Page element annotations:
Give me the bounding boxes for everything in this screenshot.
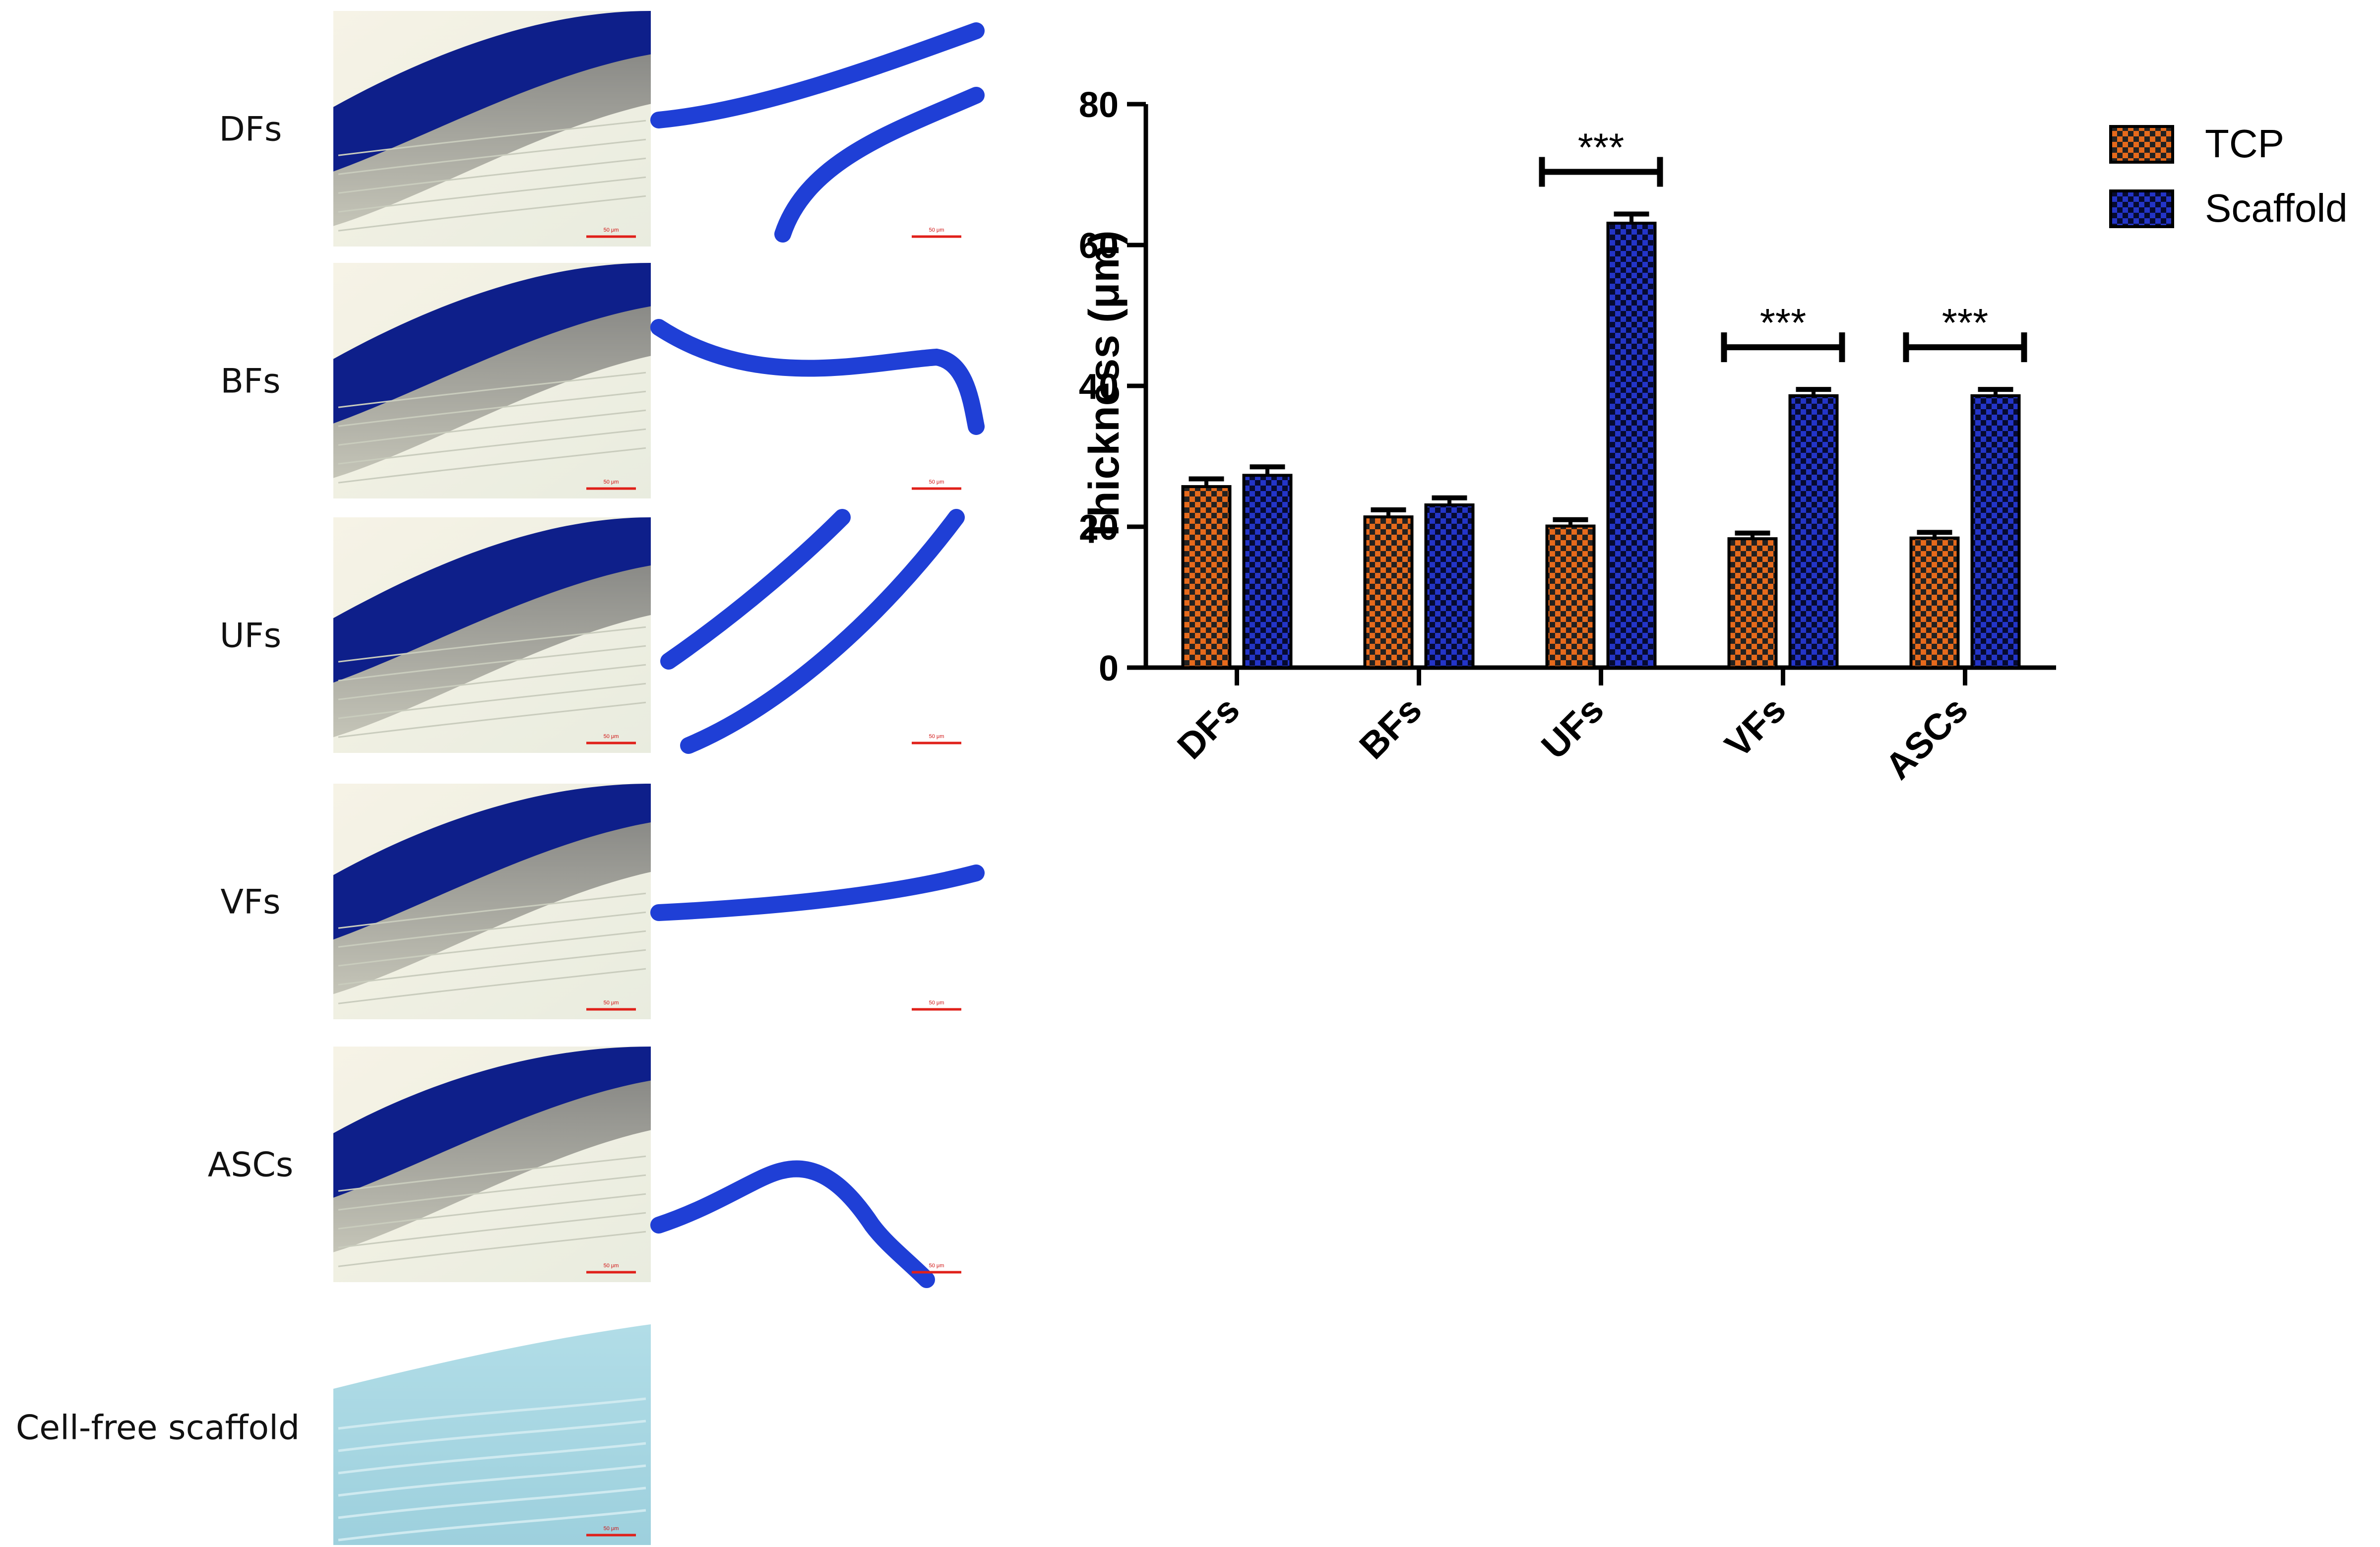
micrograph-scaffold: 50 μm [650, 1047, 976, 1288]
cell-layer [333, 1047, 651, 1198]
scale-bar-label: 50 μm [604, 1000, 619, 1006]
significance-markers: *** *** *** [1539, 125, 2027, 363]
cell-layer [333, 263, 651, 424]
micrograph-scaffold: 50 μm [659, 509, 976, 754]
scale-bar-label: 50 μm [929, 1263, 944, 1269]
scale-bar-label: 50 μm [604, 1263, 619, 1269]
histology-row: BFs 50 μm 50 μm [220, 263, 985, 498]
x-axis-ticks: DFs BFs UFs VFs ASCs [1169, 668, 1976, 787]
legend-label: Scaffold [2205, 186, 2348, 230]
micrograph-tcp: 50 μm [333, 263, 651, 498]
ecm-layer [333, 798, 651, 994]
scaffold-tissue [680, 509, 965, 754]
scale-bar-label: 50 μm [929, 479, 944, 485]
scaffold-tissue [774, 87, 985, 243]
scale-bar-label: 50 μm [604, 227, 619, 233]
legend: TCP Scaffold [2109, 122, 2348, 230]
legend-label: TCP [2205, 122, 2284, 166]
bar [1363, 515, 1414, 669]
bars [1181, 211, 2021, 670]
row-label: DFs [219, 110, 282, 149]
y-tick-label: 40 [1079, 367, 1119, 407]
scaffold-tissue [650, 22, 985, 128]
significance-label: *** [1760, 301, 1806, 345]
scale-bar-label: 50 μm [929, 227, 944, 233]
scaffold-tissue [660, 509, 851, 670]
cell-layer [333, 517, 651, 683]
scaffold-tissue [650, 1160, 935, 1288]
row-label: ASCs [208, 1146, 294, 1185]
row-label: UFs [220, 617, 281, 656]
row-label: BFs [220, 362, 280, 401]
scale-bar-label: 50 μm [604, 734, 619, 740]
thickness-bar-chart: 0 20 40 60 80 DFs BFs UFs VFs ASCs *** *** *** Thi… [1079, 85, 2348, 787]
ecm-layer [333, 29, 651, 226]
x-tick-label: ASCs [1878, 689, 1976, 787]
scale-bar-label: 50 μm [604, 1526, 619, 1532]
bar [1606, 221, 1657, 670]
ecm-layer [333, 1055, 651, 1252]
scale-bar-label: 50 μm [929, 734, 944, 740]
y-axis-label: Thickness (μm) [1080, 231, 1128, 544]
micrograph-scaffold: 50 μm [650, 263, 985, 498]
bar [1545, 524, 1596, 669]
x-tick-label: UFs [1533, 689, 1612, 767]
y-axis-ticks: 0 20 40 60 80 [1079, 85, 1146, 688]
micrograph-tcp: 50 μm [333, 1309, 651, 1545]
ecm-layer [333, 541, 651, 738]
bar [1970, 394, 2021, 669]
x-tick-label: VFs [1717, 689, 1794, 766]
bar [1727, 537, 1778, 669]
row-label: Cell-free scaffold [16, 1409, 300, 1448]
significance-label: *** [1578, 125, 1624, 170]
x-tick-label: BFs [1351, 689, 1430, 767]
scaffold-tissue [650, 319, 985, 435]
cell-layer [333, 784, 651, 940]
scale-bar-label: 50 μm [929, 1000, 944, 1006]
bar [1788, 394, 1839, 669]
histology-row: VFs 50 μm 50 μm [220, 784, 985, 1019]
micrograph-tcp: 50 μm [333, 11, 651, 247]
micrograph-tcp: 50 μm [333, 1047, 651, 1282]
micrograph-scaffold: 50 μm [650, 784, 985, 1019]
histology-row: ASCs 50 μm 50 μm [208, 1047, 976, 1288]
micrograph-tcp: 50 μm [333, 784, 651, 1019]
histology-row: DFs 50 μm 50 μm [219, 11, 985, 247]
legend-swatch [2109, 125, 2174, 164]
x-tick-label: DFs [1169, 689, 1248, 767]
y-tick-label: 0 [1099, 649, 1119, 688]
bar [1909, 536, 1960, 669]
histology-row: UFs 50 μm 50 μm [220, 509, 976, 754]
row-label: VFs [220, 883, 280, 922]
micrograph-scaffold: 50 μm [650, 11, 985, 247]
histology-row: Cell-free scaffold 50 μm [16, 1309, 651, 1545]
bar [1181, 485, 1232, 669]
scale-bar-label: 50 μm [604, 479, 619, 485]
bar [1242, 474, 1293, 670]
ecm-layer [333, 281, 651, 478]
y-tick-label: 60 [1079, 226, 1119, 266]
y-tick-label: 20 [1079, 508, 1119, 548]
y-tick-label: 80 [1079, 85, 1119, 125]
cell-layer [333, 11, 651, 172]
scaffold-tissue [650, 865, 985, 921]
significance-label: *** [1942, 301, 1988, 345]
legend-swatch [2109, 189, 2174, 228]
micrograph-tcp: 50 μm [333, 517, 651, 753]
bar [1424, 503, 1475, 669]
---
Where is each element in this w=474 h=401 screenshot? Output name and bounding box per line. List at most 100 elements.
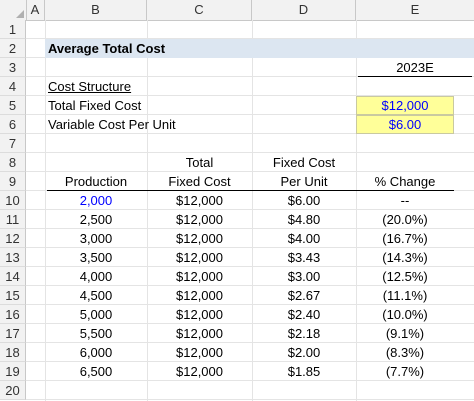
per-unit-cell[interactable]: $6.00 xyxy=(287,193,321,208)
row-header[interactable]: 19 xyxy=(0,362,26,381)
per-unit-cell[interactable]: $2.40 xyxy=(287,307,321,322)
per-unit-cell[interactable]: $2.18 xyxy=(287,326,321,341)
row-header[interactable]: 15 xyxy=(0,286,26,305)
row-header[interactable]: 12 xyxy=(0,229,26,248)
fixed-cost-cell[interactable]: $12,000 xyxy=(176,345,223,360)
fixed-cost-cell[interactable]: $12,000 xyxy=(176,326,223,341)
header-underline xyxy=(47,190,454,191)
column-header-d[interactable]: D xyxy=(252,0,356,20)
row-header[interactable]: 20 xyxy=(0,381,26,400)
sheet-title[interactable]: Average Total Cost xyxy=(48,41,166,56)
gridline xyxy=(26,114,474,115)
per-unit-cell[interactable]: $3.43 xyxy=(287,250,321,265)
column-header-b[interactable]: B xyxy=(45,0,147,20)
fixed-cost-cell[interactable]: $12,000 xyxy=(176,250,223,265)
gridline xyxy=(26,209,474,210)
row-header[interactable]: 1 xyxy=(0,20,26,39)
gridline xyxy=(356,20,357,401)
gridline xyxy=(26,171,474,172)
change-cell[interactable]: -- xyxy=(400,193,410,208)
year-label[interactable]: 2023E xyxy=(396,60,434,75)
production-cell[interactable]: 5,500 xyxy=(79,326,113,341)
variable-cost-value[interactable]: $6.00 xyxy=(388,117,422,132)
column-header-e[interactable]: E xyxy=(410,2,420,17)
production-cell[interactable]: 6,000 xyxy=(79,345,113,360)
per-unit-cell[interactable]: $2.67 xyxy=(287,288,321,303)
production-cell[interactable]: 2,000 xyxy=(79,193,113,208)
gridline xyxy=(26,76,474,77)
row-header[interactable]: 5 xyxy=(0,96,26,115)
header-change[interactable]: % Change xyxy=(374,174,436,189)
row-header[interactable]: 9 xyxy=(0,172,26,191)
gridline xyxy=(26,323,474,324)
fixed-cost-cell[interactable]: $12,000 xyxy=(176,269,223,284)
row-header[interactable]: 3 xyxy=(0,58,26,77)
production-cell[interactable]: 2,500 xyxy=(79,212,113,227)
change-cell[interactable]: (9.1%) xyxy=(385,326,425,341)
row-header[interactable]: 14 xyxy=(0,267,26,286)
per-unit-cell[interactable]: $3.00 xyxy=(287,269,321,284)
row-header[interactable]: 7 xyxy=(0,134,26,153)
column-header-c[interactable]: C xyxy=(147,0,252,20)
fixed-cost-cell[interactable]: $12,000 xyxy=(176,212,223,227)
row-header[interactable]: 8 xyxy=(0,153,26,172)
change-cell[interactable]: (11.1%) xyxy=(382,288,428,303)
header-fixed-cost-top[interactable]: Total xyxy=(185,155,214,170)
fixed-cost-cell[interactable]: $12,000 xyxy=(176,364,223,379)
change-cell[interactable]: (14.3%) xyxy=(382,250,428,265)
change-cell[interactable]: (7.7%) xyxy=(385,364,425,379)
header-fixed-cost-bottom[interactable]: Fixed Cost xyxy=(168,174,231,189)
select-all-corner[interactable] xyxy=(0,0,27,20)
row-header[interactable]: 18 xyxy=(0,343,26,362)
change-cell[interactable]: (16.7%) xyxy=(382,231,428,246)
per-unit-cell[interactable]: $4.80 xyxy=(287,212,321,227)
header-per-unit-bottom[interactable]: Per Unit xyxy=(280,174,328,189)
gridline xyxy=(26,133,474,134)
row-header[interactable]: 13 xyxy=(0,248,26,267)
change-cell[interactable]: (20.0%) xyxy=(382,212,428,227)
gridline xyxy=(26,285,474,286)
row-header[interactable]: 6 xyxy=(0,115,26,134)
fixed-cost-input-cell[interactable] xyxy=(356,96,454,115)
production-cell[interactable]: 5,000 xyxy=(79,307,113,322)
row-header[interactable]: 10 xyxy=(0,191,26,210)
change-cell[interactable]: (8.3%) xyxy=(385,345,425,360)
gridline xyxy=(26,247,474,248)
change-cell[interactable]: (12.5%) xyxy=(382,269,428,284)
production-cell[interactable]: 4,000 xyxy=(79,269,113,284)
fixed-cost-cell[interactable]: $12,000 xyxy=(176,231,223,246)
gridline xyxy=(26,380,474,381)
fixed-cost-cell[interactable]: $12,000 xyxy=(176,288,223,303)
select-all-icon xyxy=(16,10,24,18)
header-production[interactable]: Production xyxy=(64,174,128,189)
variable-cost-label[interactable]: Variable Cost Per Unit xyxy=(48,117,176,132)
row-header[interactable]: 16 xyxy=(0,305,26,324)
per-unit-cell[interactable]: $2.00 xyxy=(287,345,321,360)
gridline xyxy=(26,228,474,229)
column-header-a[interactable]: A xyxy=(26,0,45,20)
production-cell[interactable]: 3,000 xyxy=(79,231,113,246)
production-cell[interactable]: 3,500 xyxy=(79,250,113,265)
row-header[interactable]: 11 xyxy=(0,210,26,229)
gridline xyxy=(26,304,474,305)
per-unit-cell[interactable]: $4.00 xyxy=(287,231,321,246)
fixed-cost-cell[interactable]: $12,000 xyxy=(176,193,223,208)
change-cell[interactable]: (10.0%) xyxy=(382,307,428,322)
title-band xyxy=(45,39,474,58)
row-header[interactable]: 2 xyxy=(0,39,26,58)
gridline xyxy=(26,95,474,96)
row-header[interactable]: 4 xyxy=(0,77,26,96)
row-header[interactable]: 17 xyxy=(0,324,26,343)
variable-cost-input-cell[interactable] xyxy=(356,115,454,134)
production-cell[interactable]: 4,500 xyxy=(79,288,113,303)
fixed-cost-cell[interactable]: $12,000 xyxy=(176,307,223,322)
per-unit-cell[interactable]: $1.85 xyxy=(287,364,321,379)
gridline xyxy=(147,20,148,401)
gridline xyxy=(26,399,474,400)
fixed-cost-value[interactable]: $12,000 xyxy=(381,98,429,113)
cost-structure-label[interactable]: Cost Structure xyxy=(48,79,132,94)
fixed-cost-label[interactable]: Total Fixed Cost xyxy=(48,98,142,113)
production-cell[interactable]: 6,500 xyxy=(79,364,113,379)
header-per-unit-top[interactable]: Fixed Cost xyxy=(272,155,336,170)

== AIM ==
Reproduce without alteration every row from the line containing "per-unit-cell[interactable]: $6.00 xyxy=(287,193,321,208)" down to the line containing "row-header[interactable]: 3 xyxy=(0,58,26,77)", including both of those lines.

== TASK ANSWER ==
per-unit-cell[interactable]: $6.00 xyxy=(287,193,321,208)
row-header[interactable]: 19 xyxy=(0,362,26,381)
per-unit-cell[interactable]: $2.40 xyxy=(287,307,321,322)
per-unit-cell[interactable]: $2.18 xyxy=(287,326,321,341)
row-header[interactable]: 15 xyxy=(0,286,26,305)
row-header[interactable]: 12 xyxy=(0,229,26,248)
fixed-cost-cell[interactable]: $12,000 xyxy=(176,345,223,360)
fixed-cost-cell[interactable]: $12,000 xyxy=(176,326,223,341)
header-underline xyxy=(47,190,454,191)
column-header-d[interactable]: D xyxy=(252,0,356,20)
row-header[interactable]: 20 xyxy=(0,381,26,400)
sheet-title[interactable]: Average Total Cost xyxy=(48,41,166,56)
gridline xyxy=(26,114,474,115)
per-unit-cell[interactable]: $3.43 xyxy=(287,250,321,265)
column-header-b[interactable]: B xyxy=(45,0,147,20)
fixed-cost-cell[interactable]: $12,000 xyxy=(176,250,223,265)
gridline xyxy=(26,209,474,210)
row-header[interactable]: 1 xyxy=(0,20,26,39)
gridline xyxy=(356,20,357,401)
gridline xyxy=(26,171,474,172)
change-cell[interactable]: -- xyxy=(400,193,410,208)
year-label[interactable]: 2023E xyxy=(396,60,434,75)
production-cell[interactable]: 5,500 xyxy=(79,326,113,341)
variable-cost-value[interactable]: $6.00 xyxy=(388,117,422,132)
column-header-e[interactable]: E xyxy=(410,2,420,17)
production-cell[interactable]: 6,000 xyxy=(79,345,113,360)
per-unit-cell[interactable]: $2.67 xyxy=(287,288,321,303)
production-cell[interactable]: 2,000 xyxy=(79,193,113,208)
gridline xyxy=(26,76,474,77)
row-header[interactable]: 5 xyxy=(0,96,26,115)
header-change[interactable]: % Change xyxy=(374,174,436,189)
row-header[interactable]: 9 xyxy=(0,172,26,191)
gridline xyxy=(26,323,474,324)
fixed-cost-cell[interactable]: $12,000 xyxy=(176,269,223,284)
row-header[interactable]: 3 xyxy=(0,58,26,77)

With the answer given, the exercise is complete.